Find all the lines with "lunch" and gather them.

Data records
───
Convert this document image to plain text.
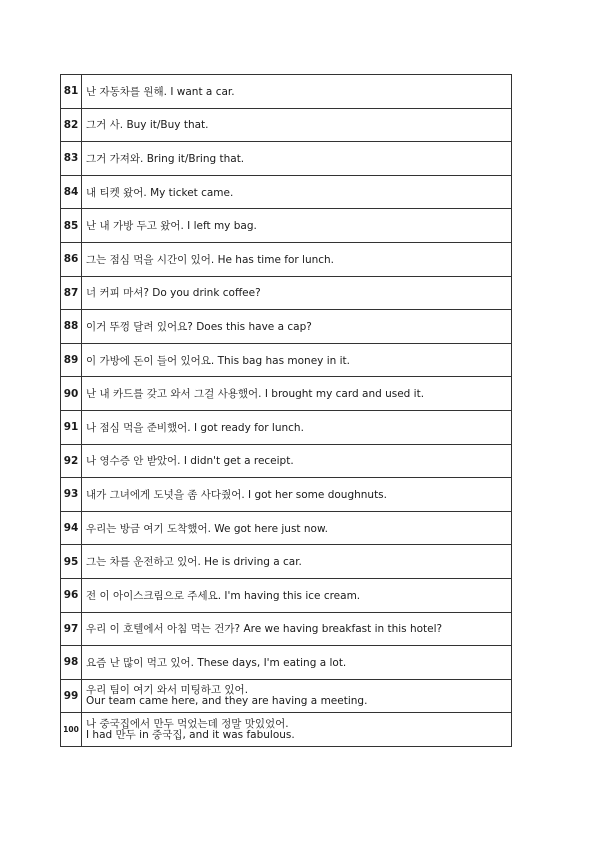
81	난 자동차를 원해. I want a car.
82	그거 사. Buy it/Buy that.
83	그거 가져와. Bring it/Bring that.
84	내 티켓 왔어. My ticket came.
85	난 내 가방 두고 왔어. I left my bag.
86	그는 점심 먹을 시간이 있어. He has time for lunch.
87	너 커피 마셔? Do you drink coffee?
88	이거 뚜껑 달려 있어요? Does this have a cap?
89	이 가방에 돈이 들어 있어요. This bag has money in it.
90	난 내 카드를 갖고 와서 그걸 사용했어. I brought my card and used it.
91	나 점심 먹을 준비했어. I got ready for lunch.
92	나 영수증 안 받았어. I didn't get a receipt.
93	내가 그녀에게 도넛을 좀 사다줬어. I got her some doughnuts.
94	우리는 방금 여기 도착했어. We got here just now.
95	그는 차를 운전하고 있어. He is driving a car.
96	전 이 아이스크림으로 주세요. I'm having this ice cream.
97	우리 이 호텔에서 아침 먹는 건가? Are we having breakfast in this hotel?
98	요즘 난 많이 먹고 있어. These days, I'm eating a lot.
99	우리 팀이 여기 와서 미팅하고 있어.
Our team came here, and they are having a meeting.

100	나 중국집에서 만두 먹었는데 정말 맛있었어.
I had 만두 in 중국집, and it was fabulous.
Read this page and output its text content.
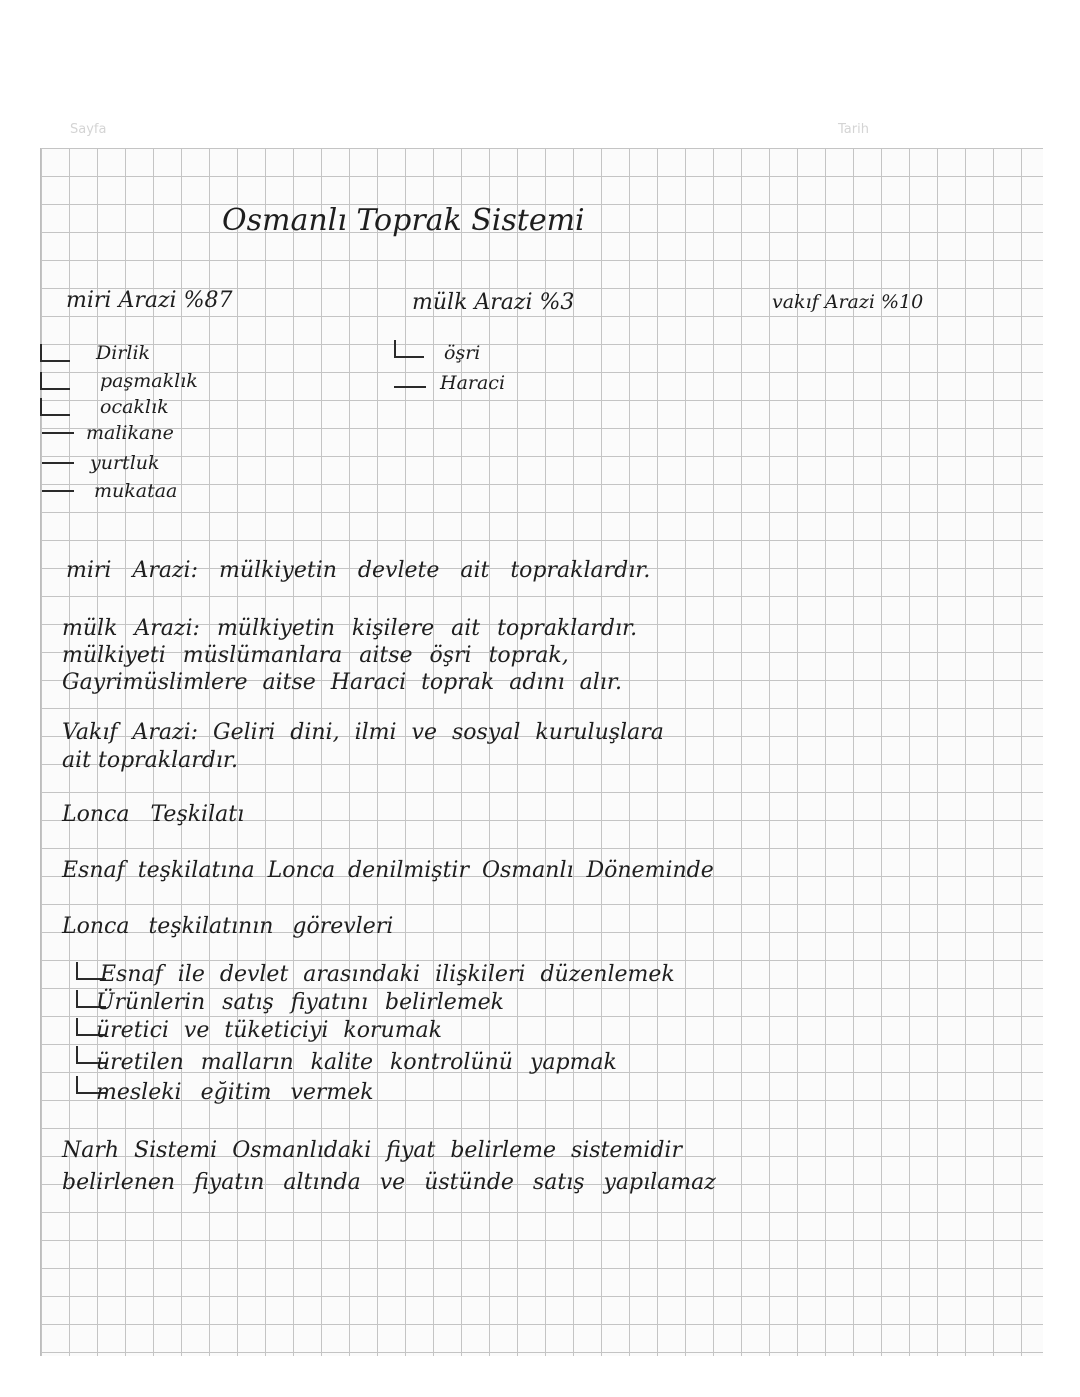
Sayfa	Tarih
Osmanlı Toprak Sistemi
miri Arazi %87	mülk Arazi %3	vakıf Arazi %10
Dirlik
paşmaklık
ocaklık
malikane
yurtluk
mukataa
öşri
Haraci
miri Arazi: mülkiyetin devlete ait topraklardır.
mülk Arazi: mülkiyetin kişilere ait topraklardır.
mülkiyeti müslümanlara aitse öşri toprak,
Gayrimüslimlere aitse Haraci toprak adını alır.
Vakıf Arazi: Geliri dini, ilmi ve sosyal kuruluşlara
ait topraklardır.
Lonca Teşkilatı
Esnaf teşkilatına Lonca denilmiştir Osmanlı Döneminde
Lonca teşkilatının görevleri
Esnaf ile devlet arasındaki ilişkileri düzenlemek
Ürünlerin satış fiyatını belirlemek
üretici ve tüketiciyi korumak
üretilen malların kalite kontrolünü yapmak
mesleki eğitim vermek
Narh Sistemi Osmanlıdaki fiyat belirleme sistemidir
belirlenen fiyatın altında ve üstünde satış yapılamaz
───
* EXERCISE OUTPUT *
86	그는 점심 먹을 시간이 있어. He has time for lunch.
91	나 점심 먹을 준비했어. I got ready for lunch.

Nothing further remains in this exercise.